* _Goal_:
Return each line of the entries below that contains the string "bounding", treating uppercase and lowercase as different.
___ Data supplied
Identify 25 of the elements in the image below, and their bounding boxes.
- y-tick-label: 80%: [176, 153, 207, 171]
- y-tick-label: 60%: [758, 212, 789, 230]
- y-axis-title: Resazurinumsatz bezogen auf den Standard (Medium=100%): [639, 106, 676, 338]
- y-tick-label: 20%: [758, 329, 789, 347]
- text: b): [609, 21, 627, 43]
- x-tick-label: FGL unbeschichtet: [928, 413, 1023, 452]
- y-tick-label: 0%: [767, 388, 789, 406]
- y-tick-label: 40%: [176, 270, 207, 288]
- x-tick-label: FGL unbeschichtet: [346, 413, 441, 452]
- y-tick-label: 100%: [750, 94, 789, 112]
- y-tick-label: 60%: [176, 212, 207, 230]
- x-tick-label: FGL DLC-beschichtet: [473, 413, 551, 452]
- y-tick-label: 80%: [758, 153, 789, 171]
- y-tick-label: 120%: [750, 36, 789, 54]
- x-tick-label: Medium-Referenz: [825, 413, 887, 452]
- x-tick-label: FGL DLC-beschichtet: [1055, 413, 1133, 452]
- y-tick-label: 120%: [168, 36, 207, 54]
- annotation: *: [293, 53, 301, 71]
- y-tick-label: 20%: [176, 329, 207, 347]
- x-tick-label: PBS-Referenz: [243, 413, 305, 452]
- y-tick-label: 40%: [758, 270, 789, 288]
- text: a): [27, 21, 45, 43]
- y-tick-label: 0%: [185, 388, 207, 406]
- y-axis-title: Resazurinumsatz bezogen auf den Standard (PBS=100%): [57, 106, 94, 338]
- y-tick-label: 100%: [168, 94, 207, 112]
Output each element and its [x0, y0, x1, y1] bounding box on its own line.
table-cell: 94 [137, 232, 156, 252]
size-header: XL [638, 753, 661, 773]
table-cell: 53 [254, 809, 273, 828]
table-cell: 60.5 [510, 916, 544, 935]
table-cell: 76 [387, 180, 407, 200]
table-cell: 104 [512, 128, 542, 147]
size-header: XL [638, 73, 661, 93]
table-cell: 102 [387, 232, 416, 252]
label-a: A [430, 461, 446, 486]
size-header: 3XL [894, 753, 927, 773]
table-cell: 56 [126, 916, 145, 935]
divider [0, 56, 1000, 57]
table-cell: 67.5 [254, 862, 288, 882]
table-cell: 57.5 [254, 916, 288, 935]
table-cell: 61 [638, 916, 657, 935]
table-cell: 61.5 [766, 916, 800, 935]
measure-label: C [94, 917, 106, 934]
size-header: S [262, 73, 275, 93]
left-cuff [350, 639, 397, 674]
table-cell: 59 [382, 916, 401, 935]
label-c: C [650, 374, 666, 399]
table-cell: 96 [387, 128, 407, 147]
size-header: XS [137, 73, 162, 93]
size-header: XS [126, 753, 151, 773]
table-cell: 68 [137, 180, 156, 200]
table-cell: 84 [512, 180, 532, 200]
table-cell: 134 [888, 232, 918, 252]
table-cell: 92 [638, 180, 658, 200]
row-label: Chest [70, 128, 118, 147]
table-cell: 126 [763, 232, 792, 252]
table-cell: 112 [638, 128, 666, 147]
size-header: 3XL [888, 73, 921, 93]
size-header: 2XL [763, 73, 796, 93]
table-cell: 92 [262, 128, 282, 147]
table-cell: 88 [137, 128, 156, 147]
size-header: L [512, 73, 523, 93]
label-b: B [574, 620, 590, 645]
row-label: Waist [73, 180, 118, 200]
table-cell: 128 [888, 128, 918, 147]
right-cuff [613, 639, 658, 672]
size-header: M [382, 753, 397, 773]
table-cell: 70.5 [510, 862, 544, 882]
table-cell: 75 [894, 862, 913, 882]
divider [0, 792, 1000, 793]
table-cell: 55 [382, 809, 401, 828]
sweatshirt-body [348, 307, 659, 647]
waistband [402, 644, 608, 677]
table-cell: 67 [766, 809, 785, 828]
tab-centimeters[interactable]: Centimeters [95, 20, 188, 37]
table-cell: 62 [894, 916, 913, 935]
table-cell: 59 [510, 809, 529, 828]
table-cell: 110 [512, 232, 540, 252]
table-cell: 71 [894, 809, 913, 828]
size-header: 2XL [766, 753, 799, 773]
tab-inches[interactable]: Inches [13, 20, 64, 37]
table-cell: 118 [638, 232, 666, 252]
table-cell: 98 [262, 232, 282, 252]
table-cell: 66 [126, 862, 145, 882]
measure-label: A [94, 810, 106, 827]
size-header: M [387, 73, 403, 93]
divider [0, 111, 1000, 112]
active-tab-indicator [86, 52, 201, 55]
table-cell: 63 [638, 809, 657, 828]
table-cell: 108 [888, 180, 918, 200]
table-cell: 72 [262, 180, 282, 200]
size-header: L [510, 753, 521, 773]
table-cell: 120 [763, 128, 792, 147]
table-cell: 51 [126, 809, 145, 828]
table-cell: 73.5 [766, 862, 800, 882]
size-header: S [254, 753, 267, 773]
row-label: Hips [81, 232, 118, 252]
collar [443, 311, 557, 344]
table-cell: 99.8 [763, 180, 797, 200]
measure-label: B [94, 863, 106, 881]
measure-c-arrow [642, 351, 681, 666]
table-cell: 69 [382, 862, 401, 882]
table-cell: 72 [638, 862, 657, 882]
______
* _The result_:
Identify 25 of the elements in the image below, and their bounding boxes.
Output each element and its [x0, y0, x1, y1] bounding box on its own line.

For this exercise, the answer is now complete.